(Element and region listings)

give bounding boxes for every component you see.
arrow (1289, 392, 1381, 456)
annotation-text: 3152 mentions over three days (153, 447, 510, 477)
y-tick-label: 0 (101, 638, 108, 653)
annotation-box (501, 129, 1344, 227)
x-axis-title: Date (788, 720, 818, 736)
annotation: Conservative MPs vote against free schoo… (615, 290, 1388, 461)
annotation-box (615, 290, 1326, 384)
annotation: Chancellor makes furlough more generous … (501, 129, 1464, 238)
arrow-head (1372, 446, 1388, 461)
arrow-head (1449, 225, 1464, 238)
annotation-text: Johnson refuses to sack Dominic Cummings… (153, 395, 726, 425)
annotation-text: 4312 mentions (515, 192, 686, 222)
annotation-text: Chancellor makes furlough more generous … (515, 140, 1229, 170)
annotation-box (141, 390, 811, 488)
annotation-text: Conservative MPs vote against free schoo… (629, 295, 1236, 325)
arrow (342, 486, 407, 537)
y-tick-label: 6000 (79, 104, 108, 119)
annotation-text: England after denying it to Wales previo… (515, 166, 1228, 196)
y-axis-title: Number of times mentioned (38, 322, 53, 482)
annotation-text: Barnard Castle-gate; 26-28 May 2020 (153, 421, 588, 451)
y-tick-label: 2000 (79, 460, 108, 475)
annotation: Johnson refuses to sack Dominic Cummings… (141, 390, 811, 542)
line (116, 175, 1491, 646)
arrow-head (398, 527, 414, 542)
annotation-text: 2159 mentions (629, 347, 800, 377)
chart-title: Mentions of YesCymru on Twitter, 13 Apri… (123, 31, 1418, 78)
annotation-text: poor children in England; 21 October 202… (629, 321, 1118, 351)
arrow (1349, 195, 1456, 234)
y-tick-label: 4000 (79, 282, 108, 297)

Stated problem |
Convert every line of the entries into a JSON list of strings, one string per line, skipping blank lines.

Response below |
[
  "give bounding boxes for every component you see.",
  "arrow (1289, 392, 1381, 456)",
  "annotation-text: 3152 mentions over three days (153, 447, 510, 477)",
  "y-tick-label: 0 (101, 638, 108, 653)",
  "annotation-box (501, 129, 1344, 227)",
  "x-axis-title: Date (788, 720, 818, 736)",
  "annotation: Conservative MPs vote against free schoo… (615, 290, 1388, 461)",
  "annotation-box (615, 290, 1326, 384)",
  "annotation: Chancellor makes furlough more generous … (501, 129, 1464, 238)",
  "arrow-head (1372, 446, 1388, 461)",
  "arrow-head (1449, 225, 1464, 238)",
  "annotation-text: Johnson refuses to sack Dominic Cummings… (153, 395, 726, 425)",
  "annotation-text: 4312 mentions (515, 192, 686, 222)",
  "annotation-text: Chancellor makes furlough more generous … (515, 140, 1229, 170)",
  "annotation-box (141, 390, 811, 488)",
  "annotation-text: Conservative MPs vote against free schoo… (629, 295, 1236, 325)",
  "arrow (342, 486, 407, 537)",
  "y-tick-label: 6000 (79, 104, 108, 119)",
  "annotation-text: England after denying it to Wales previo… (515, 166, 1228, 196)",
  "y-axis-title: Number of times mentioned (38, 322, 53, 482)",
  "annotation-text: Barnard Castle-gate; 26-28 May 2020 (153, 421, 588, 451)",
  "y-tick-label: 2000 (79, 460, 108, 475)",
  "annotation: Johnson refuses to sack Dominic Cummings… (141, 390, 811, 542)",
  "line (116, 175, 1491, 646)",
  "arrow-head (398, 527, 414, 542)",
  "annotation-text: 2159 mentions (629, 347, 800, 377)",
  "chart-title: Mentions of YesCymru on Twitter, 13 Apri… (123, 31, 1418, 78)",
  "annotation-text: poor children in England; 21 October 202… (629, 321, 1118, 351)",
  "arrow (1349, 195, 1456, 234)",
  "y-tick-label: 4000 (79, 282, 108, 297)"
]